What the task requires:
Below is a block of records: output all of them exactly and leave out the pictures.

Extracted data:
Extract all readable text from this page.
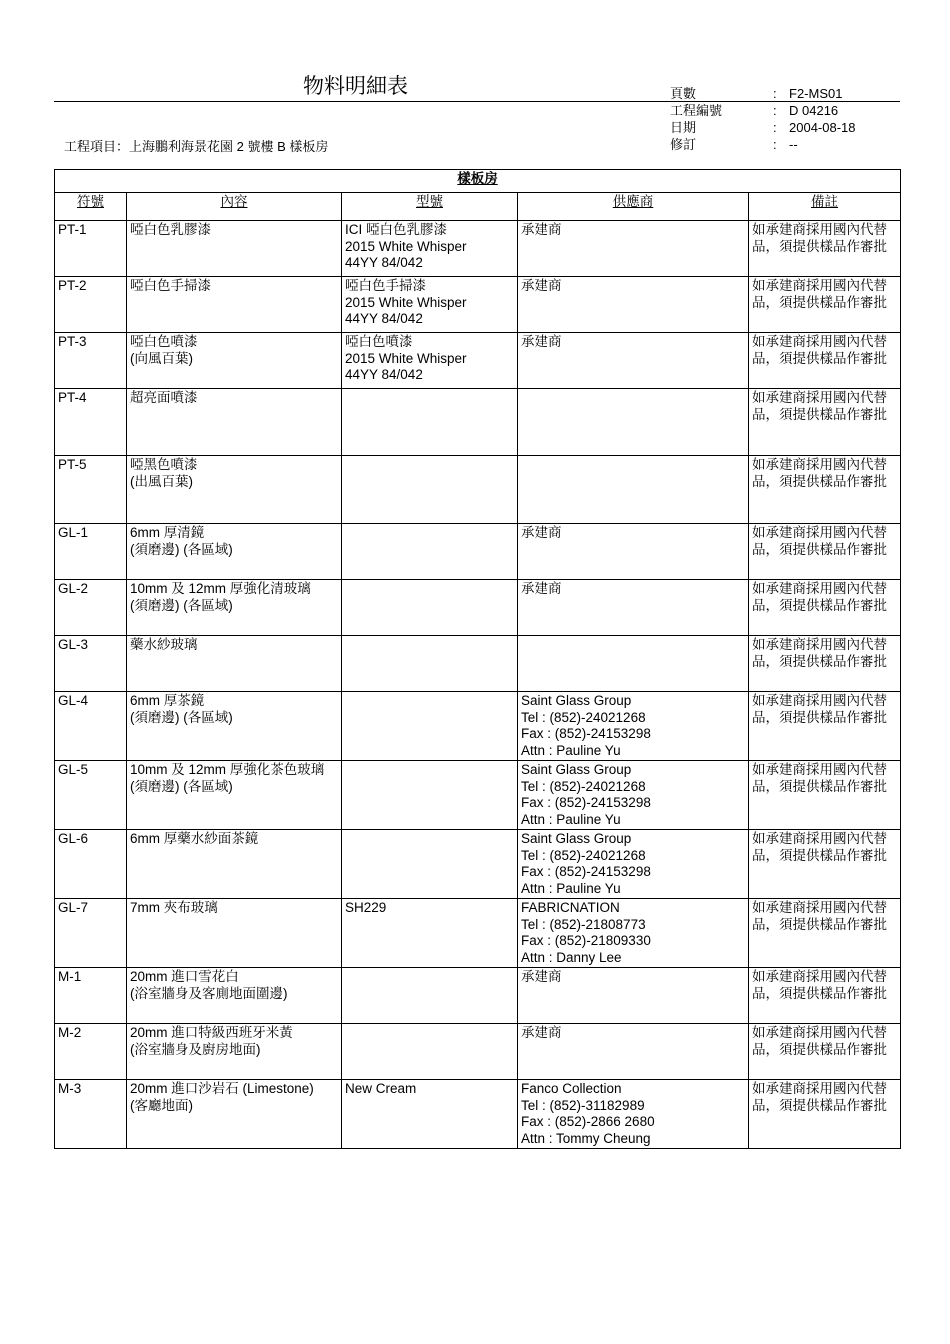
物料明細表	頁數	: F2-MS01
工程編號	: D 04216
日期	: 2004-08-18
修訂	: --
工程項目：上海鵬利海景花園 2 號樓 B 樣板房
樣板房				
符號	內容	型號	供應商	備註
PT-1	啞白色乳膠漆	ICI 啞白色乳膠漆
2015 White Whisper
44YY 84/042	承建商	如承建商採用國內代替品，須提供樣品作審批
PT-2	啞白色手掃漆	啞白色手掃漆
2015 White Whisper
44YY 84/042	承建商	如承建商採用國內代替品，須提供樣品作審批
PT-3	啞白色噴漆
(向風百葉)	啞白色噴漆
2015 White Whisper
44YY 84/042	承建商	如承建商採用國內代替品，須提供樣品作審批
PT-4	超亮面噴漆			如承建商採用國內代替品，須提供樣品作審批
PT-5	啞黑色噴漆
(出風百葉)			如承建商採用國內代替品，須提供樣品作審批
GL-1	6mm 厚清鏡
(須磨邊) (各區域)		承建商	如承建商採用國內代替品，須提供樣品作審批
GL-2	10mm 及 12mm 厚強化清玻璃
(須磨邊) (各區域)		承建商	如承建商採用國內代替品，須提供樣品作審批
GL-3	藥水紗玻璃			如承建商採用國內代替品，須提供樣品作審批
GL-4	6mm 厚茶鏡
(須磨邊) (各區域)		Saint Glass Group
Tel : (852)-24021268
Fax : (852)-24153298
Attn : Pauline Yu	如承建商採用國內代替品，須提供樣品作審批
GL-5	10mm 及 12mm 厚強化茶色玻璃
(須磨邊) (各區域)		Saint Glass Group
Tel : (852)-24021268
Fax : (852)-24153298
Attn : Pauline Yu	如承建商採用國內代替品，須提供樣品作審批
GL-6	6mm 厚藥水紗面茶鏡		Saint Glass Group
Tel : (852)-24021268
Fax : (852)-24153298
Attn : Pauline Yu	如承建商採用國內代替品，須提供樣品作審批
GL-7	7mm 夾布玻璃	SH229	FABRICNATION
Tel : (852)-21808773
Fax : (852)-21809330
Attn : Danny Lee	如承建商採用國內代替品，須提供樣品作審批
M-1	20mm 進口雪花白
(浴室牆身及客廁地面圍邊)		承建商	如承建商採用國內代替品，須提供樣品作審批
M-2	20mm 進口特級西班牙米黃
(浴室牆身及廚房地面)		承建商	如承建商採用國內代替品，須提供樣品作審批
M-3	20mm 進口沙岩石 (Limestone)
(客廳地面)	New Cream	Fanco Collection
Tel : (852)-31182989
Fax : (852)-2866 2680
Attn : Tommy Cheung	如承建商採用國內代替品，須提供樣品作審批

Task response:
Extract all readable text from this page.
物料明細表	頁數	: F2-MS01
工程編號	: D 04216
日期	: 2004-08-18
修訂	: --
工程項目：上海鵬利海景花園 2 號樓 B 樣板房
樣板房				
符號	內容	型號	供應商	備註
PT-1	啞白色乳膠漆	ICI 啞白色乳膠漆
2015 White Whisper
44YY 84/042	承建商	如承建商採用國內代替品，須提供樣品作審批
PT-2	啞白色手掃漆	啞白色手掃漆
2015 White Whisper
44YY 84/042	承建商	如承建商採用國內代替品，須提供樣品作審批
PT-3	啞白色噴漆
(向風百葉)	啞白色噴漆
2015 White Whisper
44YY 84/042	承建商	如承建商採用國內代替品，須提供樣品作審批
PT-4	超亮面噴漆			如承建商採用國內代替品，須提供樣品作審批
PT-5	啞黑色噴漆
(出風百葉)			如承建商採用國內代替品，須提供樣品作審批
GL-1	6mm 厚清鏡
(須磨邊) (各區域)		承建商	如承建商採用國內代替品，須提供樣品作審批
GL-2	10mm 及 12mm 厚強化清玻璃
(須磨邊) (各區域)		承建商	如承建商採用國內代替品，須提供樣品作審批
GL-3	藥水紗玻璃			如承建商採用國內代替品，須提供樣品作審批
GL-4	6mm 厚茶鏡
(須磨邊) (各區域)		Saint Glass Group
Tel : (852)-24021268
Fax : (852)-24153298
Attn : Pauline Yu	如承建商採用國內代替品，須提供樣品作審批
GL-5	10mm 及 12mm 厚強化茶色玻璃
(須磨邊) (各區域)		Saint Glass Group
Tel : (852)-24021268
Fax : (852)-24153298
Attn : Pauline Yu	如承建商採用國內代替品，須提供樣品作審批
GL-6	6mm 厚藥水紗面茶鏡		Saint Glass Group
Tel : (852)-24021268
Fax : (852)-24153298
Attn : Pauline Yu	如承建商採用國內代替品，須提供樣品作審批
GL-7	7mm 夾布玻璃	SH229	FABRICNATION
Tel : (852)-21808773
Fax : (852)-21809330
Attn : Danny Lee	如承建商採用國內代替品，須提供樣品作審批
M-1	20mm 進口雪花白
(浴室牆身及客廁地面圍邊)		承建商	如承建商採用國內代替品，須提供樣品作審批
M-2	20mm 進口特級西班牙米黃
(浴室牆身及廚房地面)		承建商	如承建商採用國內代替品，須提供樣品作審批
M-3	20mm 進口沙岩石 (Limestone)
(客廳地面)	New Cream	Fanco Collection
Tel : (852)-31182989
Fax : (852)-2866 2680
Attn : Tommy Cheung	如承建商採用國內代替品，須提供樣品作審批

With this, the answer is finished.